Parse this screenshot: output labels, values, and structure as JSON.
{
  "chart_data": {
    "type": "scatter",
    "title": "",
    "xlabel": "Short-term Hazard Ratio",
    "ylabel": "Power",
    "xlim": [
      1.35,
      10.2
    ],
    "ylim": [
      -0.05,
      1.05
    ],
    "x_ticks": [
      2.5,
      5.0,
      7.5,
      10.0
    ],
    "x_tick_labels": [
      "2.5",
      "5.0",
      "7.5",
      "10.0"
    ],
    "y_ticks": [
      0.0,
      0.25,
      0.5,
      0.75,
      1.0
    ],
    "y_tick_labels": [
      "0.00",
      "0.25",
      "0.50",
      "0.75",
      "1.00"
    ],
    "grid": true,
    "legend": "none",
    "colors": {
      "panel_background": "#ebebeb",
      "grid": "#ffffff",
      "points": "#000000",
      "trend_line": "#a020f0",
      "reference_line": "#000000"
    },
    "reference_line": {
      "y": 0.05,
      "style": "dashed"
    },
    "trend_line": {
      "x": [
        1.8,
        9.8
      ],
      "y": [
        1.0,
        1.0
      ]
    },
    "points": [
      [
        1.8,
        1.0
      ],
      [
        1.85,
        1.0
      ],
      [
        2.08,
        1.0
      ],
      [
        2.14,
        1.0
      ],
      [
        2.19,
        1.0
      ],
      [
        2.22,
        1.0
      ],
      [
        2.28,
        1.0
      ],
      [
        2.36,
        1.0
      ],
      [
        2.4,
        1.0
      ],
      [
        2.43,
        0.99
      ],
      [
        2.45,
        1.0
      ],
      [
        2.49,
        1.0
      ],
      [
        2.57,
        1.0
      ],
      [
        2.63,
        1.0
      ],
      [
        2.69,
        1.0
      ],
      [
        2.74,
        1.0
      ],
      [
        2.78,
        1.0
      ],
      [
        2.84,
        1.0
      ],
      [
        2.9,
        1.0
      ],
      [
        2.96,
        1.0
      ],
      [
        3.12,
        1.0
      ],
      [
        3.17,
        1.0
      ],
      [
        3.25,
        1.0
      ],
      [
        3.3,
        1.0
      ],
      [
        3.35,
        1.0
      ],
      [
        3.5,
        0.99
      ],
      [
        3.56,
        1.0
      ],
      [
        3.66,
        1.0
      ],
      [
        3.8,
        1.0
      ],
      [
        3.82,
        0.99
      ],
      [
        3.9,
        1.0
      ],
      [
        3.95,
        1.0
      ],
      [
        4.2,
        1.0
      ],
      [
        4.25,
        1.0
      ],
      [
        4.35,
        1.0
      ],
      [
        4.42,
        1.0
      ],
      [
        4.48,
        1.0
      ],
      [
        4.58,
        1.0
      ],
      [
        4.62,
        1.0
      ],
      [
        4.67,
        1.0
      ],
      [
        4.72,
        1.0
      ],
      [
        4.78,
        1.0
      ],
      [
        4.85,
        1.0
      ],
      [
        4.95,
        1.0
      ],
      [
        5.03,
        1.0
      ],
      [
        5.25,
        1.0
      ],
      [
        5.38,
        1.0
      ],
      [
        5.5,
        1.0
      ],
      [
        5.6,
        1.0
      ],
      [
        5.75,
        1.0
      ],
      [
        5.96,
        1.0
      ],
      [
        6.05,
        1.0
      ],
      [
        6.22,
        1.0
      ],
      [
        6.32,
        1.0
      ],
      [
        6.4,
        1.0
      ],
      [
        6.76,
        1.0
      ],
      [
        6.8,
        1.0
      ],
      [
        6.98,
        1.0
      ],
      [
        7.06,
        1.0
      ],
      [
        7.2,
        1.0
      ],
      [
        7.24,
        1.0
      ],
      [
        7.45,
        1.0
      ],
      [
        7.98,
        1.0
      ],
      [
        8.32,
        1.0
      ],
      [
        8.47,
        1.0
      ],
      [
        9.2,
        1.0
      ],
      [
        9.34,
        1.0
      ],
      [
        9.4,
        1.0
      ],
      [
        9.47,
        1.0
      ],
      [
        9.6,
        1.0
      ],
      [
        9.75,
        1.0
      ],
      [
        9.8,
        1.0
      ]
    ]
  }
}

**********

Direction =>
Transcribe all of the entries without altering anything.

Exercise result =>
Parse this screenshot: output labels, values, and structure as JSON.
{
  "chart_data": {
    "type": "scatter",
    "title": "",
    "xlabel": "Short-term Hazard Ratio",
    "ylabel": "Power",
    "xlim": [
      1.35,
      10.2
    ],
    "ylim": [
      -0.05,
      1.05
    ],
    "x_ticks": [
      2.5,
      5.0,
      7.5,
      10.0
    ],
    "x_tick_labels": [
      "2.5",
      "5.0",
      "7.5",
      "10.0"
    ],
    "y_ticks": [
      0.0,
      0.25,
      0.5,
      0.75,
      1.0
    ],
    "y_tick_labels": [
      "0.00",
      "0.25",
      "0.50",
      "0.75",
      "1.00"
    ],
    "grid": true,
    "legend": "none",
    "colors": {
      "panel_background": "#ebebeb",
      "grid": "#ffffff",
      "points": "#000000",
      "trend_line": "#a020f0",
      "reference_line": "#000000"
    },
    "reference_line": {
      "y": 0.05,
      "style": "dashed"
    },
    "trend_line": {
      "x": [
        1.8,
        9.8
      ],
      "y": [
        1.0,
        1.0
      ]
    },
    "points": [
      [
        1.8,
        1.0
      ],
      [
        1.85,
        1.0
      ],
      [
        2.08,
        1.0
      ],
      [
        2.14,
        1.0
      ],
      [
        2.19,
        1.0
      ],
      [
        2.22,
        1.0
      ],
      [
        2.28,
        1.0
      ],
      [
        2.36,
        1.0
      ],
      [
        2.4,
        1.0
      ],
      [
        2.43,
        0.99
      ],
      [
        2.45,
        1.0
      ],
      [
        2.49,
        1.0
      ],
      [
        2.57,
        1.0
      ],
      [
        2.63,
        1.0
      ],
      [
        2.69,
        1.0
      ],
      [
        2.74,
        1.0
      ],
      [
        2.78,
        1.0
      ],
      [
        2.84,
        1.0
      ],
      [
        2.9,
        1.0
      ],
      [
        2.96,
        1.0
      ],
      [
        3.12,
        1.0
      ],
      [
        3.17,
        1.0
      ],
      [
        3.25,
        1.0
      ],
      [
        3.3,
        1.0
      ],
      [
        3.35,
        1.0
      ],
      [
        3.5,
        0.99
      ],
      [
        3.56,
        1.0
      ],
      [
        3.66,
        1.0
      ],
      [
        3.8,
        1.0
      ],
      [
        3.82,
        0.99
      ],
      [
        3.9,
        1.0
      ],
      [
        3.95,
        1.0
      ],
      [
        4.2,
        1.0
      ],
      [
        4.25,
        1.0
      ],
      [
        4.35,
        1.0
      ],
      [
        4.42,
        1.0
      ],
      [
        4.48,
        1.0
      ],
      [
        4.58,
        1.0
      ],
      [
        4.62,
        1.0
      ],
      [
        4.67,
        1.0
      ],
      [
        4.72,
        1.0
      ],
      [
        4.78,
        1.0
      ],
      [
        4.85,
        1.0
      ],
      [
        4.95,
        1.0
      ],
      [
        5.03,
        1.0
      ],
      [
        5.25,
        1.0
      ],
      [
        5.38,
        1.0
      ],
      [
        5.5,
        1.0
      ],
      [
        5.6,
        1.0
      ],
      [
        5.75,
        1.0
      ],
      [
        5.96,
        1.0
      ],
      [
        6.05,
        1.0
      ],
      [
        6.22,
        1.0
      ],
      [
        6.32,
        1.0
      ],
      [
        6.4,
        1.0
      ],
      [
        6.76,
        1.0
      ],
      [
        6.8,
        1.0
      ],
      [
        6.98,
        1.0
      ],
      [
        7.06,
        1.0
      ],
      [
        7.2,
        1.0
      ],
      [
        7.24,
        1.0
      ],
      [
        7.45,
        1.0
      ],
      [
        7.98,
        1.0
      ],
      [
        8.32,
        1.0
      ],
      [
        8.47,
        1.0
      ],
      [
        9.2,
        1.0
      ],
      [
        9.34,
        1.0
      ],
      [
        9.4,
        1.0
      ],
      [
        9.47,
        1.0
      ],
      [
        9.6,
        1.0
      ],
      [
        9.75,
        1.0
      ],
      [
        9.8,
        1.0
      ]
    ]
  }
}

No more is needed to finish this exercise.